§ **WHAT YOU NEED TO DO**:
Show all lines from the data that include the word "izdevumos".

--- start RAW RECORDS ---

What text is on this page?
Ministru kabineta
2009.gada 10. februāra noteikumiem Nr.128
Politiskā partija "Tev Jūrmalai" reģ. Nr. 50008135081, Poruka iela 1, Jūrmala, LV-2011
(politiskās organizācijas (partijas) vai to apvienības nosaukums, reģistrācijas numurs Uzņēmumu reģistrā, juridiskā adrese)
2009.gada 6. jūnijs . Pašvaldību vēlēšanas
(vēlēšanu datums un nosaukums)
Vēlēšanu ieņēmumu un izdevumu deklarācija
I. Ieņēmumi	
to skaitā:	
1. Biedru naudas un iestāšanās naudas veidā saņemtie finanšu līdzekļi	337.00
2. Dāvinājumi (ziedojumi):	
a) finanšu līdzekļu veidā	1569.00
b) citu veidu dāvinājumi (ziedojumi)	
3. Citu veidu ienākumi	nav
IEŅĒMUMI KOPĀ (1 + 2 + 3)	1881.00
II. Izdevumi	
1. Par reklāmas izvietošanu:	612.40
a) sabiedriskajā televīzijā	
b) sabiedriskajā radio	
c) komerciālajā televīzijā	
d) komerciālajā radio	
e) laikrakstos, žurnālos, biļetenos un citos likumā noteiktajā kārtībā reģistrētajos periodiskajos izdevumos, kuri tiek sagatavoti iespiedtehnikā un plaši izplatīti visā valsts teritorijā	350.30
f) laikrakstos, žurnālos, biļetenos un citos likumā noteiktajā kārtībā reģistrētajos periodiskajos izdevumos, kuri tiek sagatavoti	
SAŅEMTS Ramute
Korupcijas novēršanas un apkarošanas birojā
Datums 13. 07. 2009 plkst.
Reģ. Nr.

--- end RAW RECORDS ---
--- start RAW RECORDS ---

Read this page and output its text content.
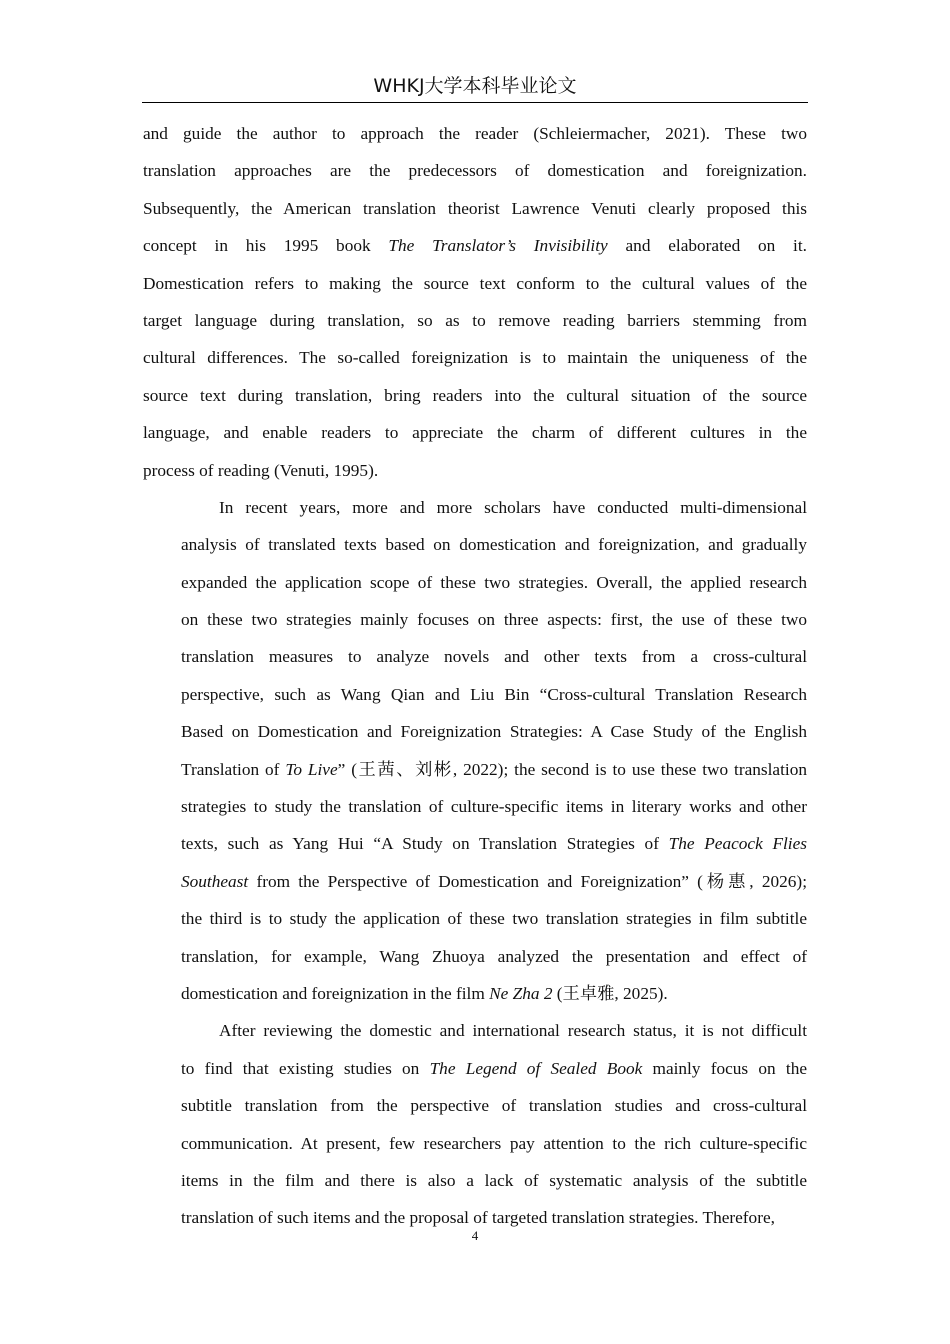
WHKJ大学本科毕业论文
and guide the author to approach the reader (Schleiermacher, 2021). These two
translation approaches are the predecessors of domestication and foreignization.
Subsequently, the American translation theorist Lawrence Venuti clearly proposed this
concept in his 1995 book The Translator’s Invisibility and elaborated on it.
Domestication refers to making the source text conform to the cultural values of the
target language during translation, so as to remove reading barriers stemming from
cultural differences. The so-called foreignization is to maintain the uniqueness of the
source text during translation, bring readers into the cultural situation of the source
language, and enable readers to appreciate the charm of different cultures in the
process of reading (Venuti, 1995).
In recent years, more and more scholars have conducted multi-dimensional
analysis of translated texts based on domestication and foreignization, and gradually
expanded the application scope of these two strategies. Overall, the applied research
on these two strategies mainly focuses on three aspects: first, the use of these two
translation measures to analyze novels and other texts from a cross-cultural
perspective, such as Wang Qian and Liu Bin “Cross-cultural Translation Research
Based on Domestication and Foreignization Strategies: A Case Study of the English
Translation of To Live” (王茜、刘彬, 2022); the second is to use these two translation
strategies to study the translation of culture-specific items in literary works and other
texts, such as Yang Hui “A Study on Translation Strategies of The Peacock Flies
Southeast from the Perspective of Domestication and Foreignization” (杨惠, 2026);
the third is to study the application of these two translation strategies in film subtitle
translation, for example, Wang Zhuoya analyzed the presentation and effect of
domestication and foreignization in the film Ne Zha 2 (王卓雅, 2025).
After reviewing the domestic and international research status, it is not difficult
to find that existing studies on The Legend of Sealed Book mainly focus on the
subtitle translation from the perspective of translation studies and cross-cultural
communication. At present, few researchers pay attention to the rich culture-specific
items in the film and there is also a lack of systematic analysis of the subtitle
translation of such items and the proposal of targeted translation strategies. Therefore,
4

--- end RAW RECORDS ---

§ **THE OUTPUT**:
e) laikrakstos, žurnālos, biļetenos un citos likumā noteiktajā kārtībā reģistrētajos periodiskajos izdevumos, kuri tiek sagatavoti iespiedtehnikā un plaši izplatīti visā valsts teritorijā	350.30
f) laikrakstos, žurnālos, biļetenos un citos likumā noteiktajā kārtībā reģistrētajos periodiskajos izdevumos, kuri tiek sagatavoti	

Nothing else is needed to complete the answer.